→ **Set task 1**
In the commentary on Minnesota's carry age law, rewrite the passage that begins at "Minnesota’s gun laws" and ends after "of the loudest.", swapping "lone wolf" for "solitary holdout".
→ **Set task 2**
Write the next part of the commentary on Minnesota's carry age law, picking up after its last sentence.

→ **Text section**
Well, they got their answer—and it wasn’t what they were hoping for.

The state’s carry age restriction law got obliterated in district court back in 2023. A judge ruled it violated Constitutional protections (because obviously it did). Minnesota, being a sore loser, appealed. In 2024, the 8th U.S. Circuit Court of Appeals smacked them down again, making it crystal clear: unless you can dig up some historical evidence that 18-to-20-year-olds were always banned from carrying firearms in America, your little law isn’t going to fly.

Spoiler alert: Minnesota couldn’t find anything. Because it doesn’t exist.

But that didn’t stop them from continuing to enforce the unconstitutional ban like nothing ever happened—right up until April 21, 2025, when the Supreme Court refused to even hear their pathetic appeal. Case closed. Time to pack it up, boys. Freedom wins again.

The 8th Circuit was blunt: sure, governments can disarm dangerous people who are an actual threat to others. (Crazy concept, I know.) But 18-to-20-year-olds as a group? Minnesota failed—spectacularly—to show they’re some kind of ticking time bomb that needs disarming.

And let’s pause for a second here. How is it that a state can openly ignore two court rulings for years without consequences? You or I so much as sneeze the wrong way in front of a judge, and we’re doing a stint in county lockup. Minnesota bureaucrats, meanwhile, get to pretend court rulings don’t exist like a kid plugging his ears and yelling, “LA-LA-LA, I CAN’T HEAR YOU.”

Where’s the accountability? Where’s the compensation for the thousands of law-abiding young adults whose rights were stomped on while the state dragged its feet? You can bet your last dollar if a private citizen thumbed their nose at a court order for this long, they’d be learning about prison cuisine. But when it’s a blue state government? Crickets.

Now that the Supreme Court gave Minnesota the silent treatment, the law is dead. Kaput. No more barring adults under 21 from carrying a firearm in public. Not that Minnesota’s politicians will admit they were wrong, of course. They’re already spinning the narrative, calling the restriction “modest” and acting like they weren’t infringing on fundamental rights the entire time.

Yeah, real modest. Just like politely slamming a door in someone’s face is “modestly rude.”

Minnesota’s gun laws already let kids as young as 14 hunt without supervision and own firearms on private property. But apparently letting legal adults carry for self-defense crossed some invisible line in their minds. You know, the line where the Constitution becomes optional.

And in case you thought Minnesota was a lone wolf here, think again. After the Supreme Court’s landmark 2022 decision in New York State Rifle & Pistol Association v. Bruen—which told states they actually had to respect the Second Amendment—Democrat-run states went full tantrum mode, scrambling to invent new ways to strangle gun rights without technically saying that’s what they were doing. Minnesota just happened to be one of the loudest.

→ **Dataset section**
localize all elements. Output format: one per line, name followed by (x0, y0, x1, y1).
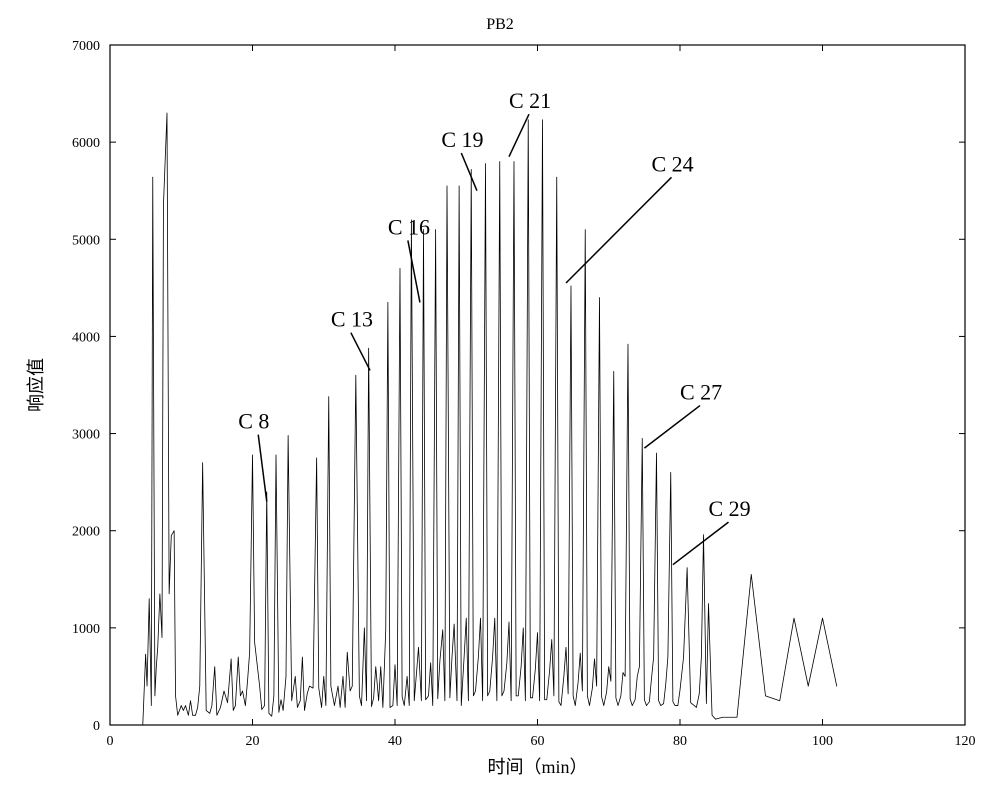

→ **Written response 1**
Minnesota’s gun laws already let kids as young as 14 hunt without supervision and own firearms on private property. But apparently letting legal adults carry for self-defense crossed some invisible line in their minds. You know, the line where the Constitution becomes optional.

And in case you thought Minnesota was a solitary holdout here, think again. After the Supreme Court’s landmark 2022 decision in New York State Rifle & Pistol Association v. Bruen—which told states they actually had to respect the Second Amendment—Democrat-run states went full tantrum mode, scrambling to invent new ways to strangle gun rights without technically saying that’s what they were doing. Minnesota just happened to be one of the loudest.

→ **Written response 2**
Now, to be fair, the Supreme Court’s move doesn’t technically create a nationwide precedent. It mainly applies to the 8th Circuit—Minnesota, Arkansas, Iowa, Missouri, Nebraska, North Dakota, and South Dakota. But the legal earthquake is going to rattle far beyond that.

Bill Sack, director of legal operations at the Second Amendment Foundation, nailed it: “This ruling will have reverberations nationwide.” His organization is already fighting similar battles across the country, trying to dismantle these illegal carry-age restrictions one state at a time.

Good thing, too. More than 30 states (plus D.C., because of course) still have similar unconstitutional nonsense on the books. It’s going to take a whole lot more lawsuits—and probably a few more Supreme Court smacks—to drag them back into compliance with the actual Constitution.

Minnesota’s lawyers had the gall to argue in court that judges “should not lightly set aside legislative attempts to address gun violence by young people.” Cute. But here’s the thing: no government has the authority to lightly set aside our rights just because they find the Constitution inconvenient.

And for the record, denying a law that violates the Second Amendment doesn’t stop lawmakers from addressing violence. It just means they can’t be lazy, unconstitutional tyrants about it. You want to stop criminals? Great. How about you start with the criminals, not 18-year-old kids who just want to defend themselves?

Minnesota tried to pull a fast one on the Constitution—and they got what they deserved.

Here’s hoping other states get the message loud and clear:
You don’t get to cherry-pick the Bill of Rights. Not now, not ever.